====== LISTING
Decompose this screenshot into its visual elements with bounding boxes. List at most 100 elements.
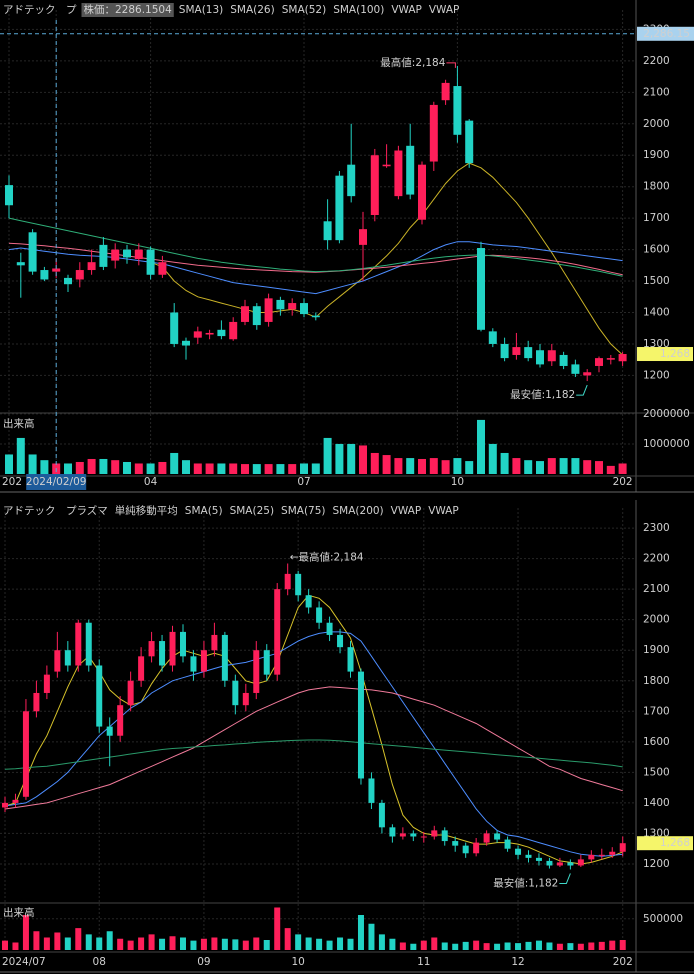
volume-bar — [170, 452, 179, 474]
candle-body — [382, 164, 391, 167]
header-subtitle: 単純移動平均 — [115, 504, 178, 517]
candle-body — [75, 622, 82, 666]
volume-bar — [567, 943, 574, 950]
candle-body — [205, 332, 214, 335]
volume-title: 出来高 — [3, 417, 35, 430]
candle-body — [211, 634, 218, 651]
x-tick-label: 11 — [417, 956, 430, 968]
volume-title: 出来高 — [3, 906, 35, 919]
volume-bar — [453, 458, 462, 474]
volume-bar — [229, 463, 238, 474]
volume-bar — [64, 463, 72, 474]
ma-line — [150, 162, 623, 356]
candle-body — [473, 842, 480, 854]
volume-bar — [326, 940, 333, 950]
volume-bar — [127, 940, 134, 950]
candle-body — [242, 692, 249, 706]
y-tick-label: 1800 — [643, 675, 670, 687]
candle-body — [106, 726, 113, 736]
volume-bar — [335, 443, 344, 474]
volume-bar — [418, 458, 426, 474]
volume-bar — [217, 463, 226, 474]
candle-body — [420, 836, 427, 838]
x-tick-label: 07 — [297, 476, 310, 488]
candle-body — [87, 262, 96, 271]
candle-body — [200, 650, 207, 672]
candle-body — [2, 802, 8, 808]
volume-bar — [54, 932, 61, 950]
candle-body — [241, 306, 249, 322]
last-price-box — [637, 347, 693, 362]
candle-body — [619, 843, 626, 852]
x-tick-label: 09 — [197, 956, 210, 968]
volume-bar — [494, 943, 501, 950]
candle-body — [117, 705, 124, 736]
volume-bar — [515, 943, 522, 950]
candle-body — [429, 104, 438, 162]
candle-body — [347, 164, 356, 197]
candle-body — [488, 331, 497, 344]
volume-bar — [253, 937, 260, 950]
x-tick-label: 10 — [451, 476, 464, 488]
candle-body — [494, 833, 501, 840]
volume-bar — [75, 461, 84, 474]
candle-body — [609, 851, 616, 855]
y-tick-label: 1900 — [643, 149, 670, 161]
ma-line — [4, 686, 623, 810]
volume-bar — [28, 454, 37, 474]
candle-body — [357, 671, 364, 779]
volume-bar — [96, 937, 103, 950]
y-tick-label: 1900 — [643, 644, 670, 656]
volume-bar — [382, 455, 391, 474]
candle-body — [347, 647, 354, 672]
last-price-label: 1,268 — [660, 837, 690, 849]
crosshair-price-box — [637, 26, 694, 41]
y-tick-label: 2300 — [643, 522, 670, 534]
candle-body — [504, 839, 511, 849]
candle-body — [217, 329, 226, 337]
candle-body — [311, 315, 320, 318]
candle-body — [253, 650, 260, 693]
candle-body — [453, 86, 462, 135]
candle-body — [571, 364, 580, 374]
volume-bar — [179, 937, 186, 950]
volume-bar — [368, 923, 375, 950]
candle-body — [525, 854, 532, 858]
volume-bar — [16, 437, 25, 474]
volume-bar — [264, 464, 273, 474]
y-tick-label: 1600 — [643, 244, 670, 256]
legend-entry: SMA(26) — [230, 4, 274, 16]
volume-bar — [305, 937, 312, 950]
crosshair-price-label: 2,286.15 — [643, 28, 690, 40]
y-tick-label: 1400 — [643, 797, 670, 809]
y-tick-label: 2100 — [643, 583, 670, 595]
candle-body — [33, 692, 40, 712]
volume-bar — [190, 940, 197, 950]
candle-body — [512, 347, 521, 355]
candle-body — [431, 830, 438, 837]
candle-body — [182, 340, 190, 346]
volume-bar — [252, 464, 261, 474]
volume-bar — [211, 937, 218, 950]
y-tick-label: 1600 — [643, 736, 670, 748]
volume-bar — [87, 458, 96, 474]
volume-bar — [323, 437, 332, 474]
y-tick-label: 1700 — [643, 705, 670, 717]
candle-body — [159, 641, 166, 666]
volume-bar — [588, 942, 595, 950]
candle-body — [179, 631, 186, 657]
volume-bar — [357, 915, 364, 950]
volume-bar — [473, 940, 480, 950]
volume-bar — [406, 458, 415, 474]
candle-body — [418, 164, 426, 220]
annotation-arrow — [559, 873, 571, 884]
volume-bar — [347, 938, 354, 950]
candle-body — [138, 656, 145, 681]
candle-body — [378, 802, 385, 828]
candle-body — [252, 306, 261, 326]
candle-body — [28, 232, 37, 272]
candle-body — [567, 862, 574, 866]
candle-body — [22, 711, 29, 797]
============
__TASK TO COMPLETE__
Copy every line of the records above word for word, omitting the pictures.

__FINISHED EXERCISE__
Decompose this screenshot into its visual elements with bounding boxes. List at most 100 elements.
volume-bar — [170, 452, 179, 474]
candle-body — [382, 164, 391, 167]
header-subtitle: 単純移動平均 — [115, 504, 178, 517]
candle-body — [75, 622, 82, 666]
volume-bar — [567, 943, 574, 950]
candle-body — [205, 332, 214, 335]
volume-title: 出来高 — [3, 417, 35, 430]
candle-body — [211, 634, 218, 651]
x-tick-label: 11 — [417, 956, 430, 968]
volume-title: 出来高 — [3, 906, 35, 919]
volume-bar — [453, 458, 462, 474]
volume-bar — [229, 463, 238, 474]
volume-bar — [64, 463, 72, 474]
ma-line — [150, 162, 623, 356]
candle-body — [473, 842, 480, 854]
volume-bar — [326, 940, 333, 950]
volume-bar — [127, 940, 134, 950]
candle-body — [242, 692, 249, 706]
y-tick-label: 1800 — [643, 675, 670, 687]
candle-body — [106, 726, 113, 736]
volume-bar — [335, 443, 344, 474]
volume-bar — [418, 458, 426, 474]
volume-bar — [217, 463, 226, 474]
candle-body — [420, 836, 427, 838]
x-tick-label: 07 — [297, 476, 310, 488]
candle-body — [87, 262, 96, 271]
candle-body — [200, 650, 207, 672]
candle-body — [2, 802, 8, 808]
volume-bar — [54, 932, 61, 950]
candle-body — [241, 306, 249, 322]
last-price-box — [637, 347, 693, 362]
candle-body — [619, 843, 626, 852]
x-tick-label: 09 — [197, 956, 210, 968]
volume-bar — [494, 943, 501, 950]
candle-body — [117, 705, 124, 736]
volume-bar — [515, 943, 522, 950]
candle-body — [429, 104, 438, 162]
candle-body — [347, 164, 356, 197]
candle-body — [488, 331, 497, 344]
volume-bar — [253, 937, 260, 950]
x-tick-label: 10 — [451, 476, 464, 488]
candle-body — [494, 833, 501, 840]
volume-bar — [75, 461, 84, 474]
candle-body — [609, 851, 616, 855]
y-tick-label: 1900 — [643, 149, 670, 161]
ma-line — [4, 686, 623, 810]
volume-bar — [28, 454, 37, 474]
candle-body — [357, 671, 364, 779]
volume-bar — [96, 937, 103, 950]
y-tick-label: 1900 — [643, 644, 670, 656]
volume-bar — [382, 455, 391, 474]
candle-body — [347, 647, 354, 672]
last-price-label: 1,268 — [660, 837, 690, 849]
crosshair-price-box — [637, 26, 694, 41]
y-tick-label: 2300 — [643, 522, 670, 534]
candle-body — [504, 839, 511, 849]
candle-body — [217, 329, 226, 337]
candle-body — [311, 315, 320, 318]
candle-body — [253, 650, 260, 693]
candle-body — [453, 86, 462, 135]
candle-body — [571, 364, 580, 374]
volume-bar — [179, 937, 186, 950]
volume-bar — [368, 923, 375, 950]
candle-body — [525, 854, 532, 858]
volume-bar — [16, 437, 25, 474]
volume-bar — [264, 464, 273, 474]
y-tick-label: 1600 — [643, 244, 670, 256]
legend-entry: SMA(26) — [230, 4, 274, 16]
volume-bar — [305, 937, 312, 950]
crosshair-price-label: 2,286.15 — [643, 28, 690, 40]
y-tick-label: 1400 — [643, 797, 670, 809]
y-tick-label: 2100 — [643, 583, 670, 595]
candle-body — [33, 692, 40, 712]
volume-bar — [190, 940, 197, 950]
candle-body — [512, 347, 521, 355]
candle-body — [431, 830, 438, 837]
candle-body — [182, 340, 190, 346]
volume-bar — [252, 464, 261, 474]
volume-bar — [211, 937, 218, 950]
y-tick-label: 1600 — [643, 736, 670, 748]
volume-bar — [87, 458, 96, 474]
volume-bar — [323, 437, 332, 474]
y-tick-label: 1700 — [643, 705, 670, 717]
candle-body — [159, 641, 166, 666]
volume-bar — [588, 942, 595, 950]
candle-body — [179, 631, 186, 657]
volume-bar — [357, 915, 364, 950]
volume-bar — [473, 940, 480, 950]
volume-bar — [406, 458, 415, 474]
candle-body — [418, 164, 426, 220]
annotation-arrow — [559, 873, 571, 884]
volume-bar — [347, 938, 354, 950]
candle-body — [138, 656, 145, 681]
candle-body — [378, 802, 385, 828]
candle-body — [252, 306, 261, 326]
candle-body — [28, 232, 37, 272]
candle-body — [567, 862, 574, 866]
candle-body — [22, 711, 29, 797]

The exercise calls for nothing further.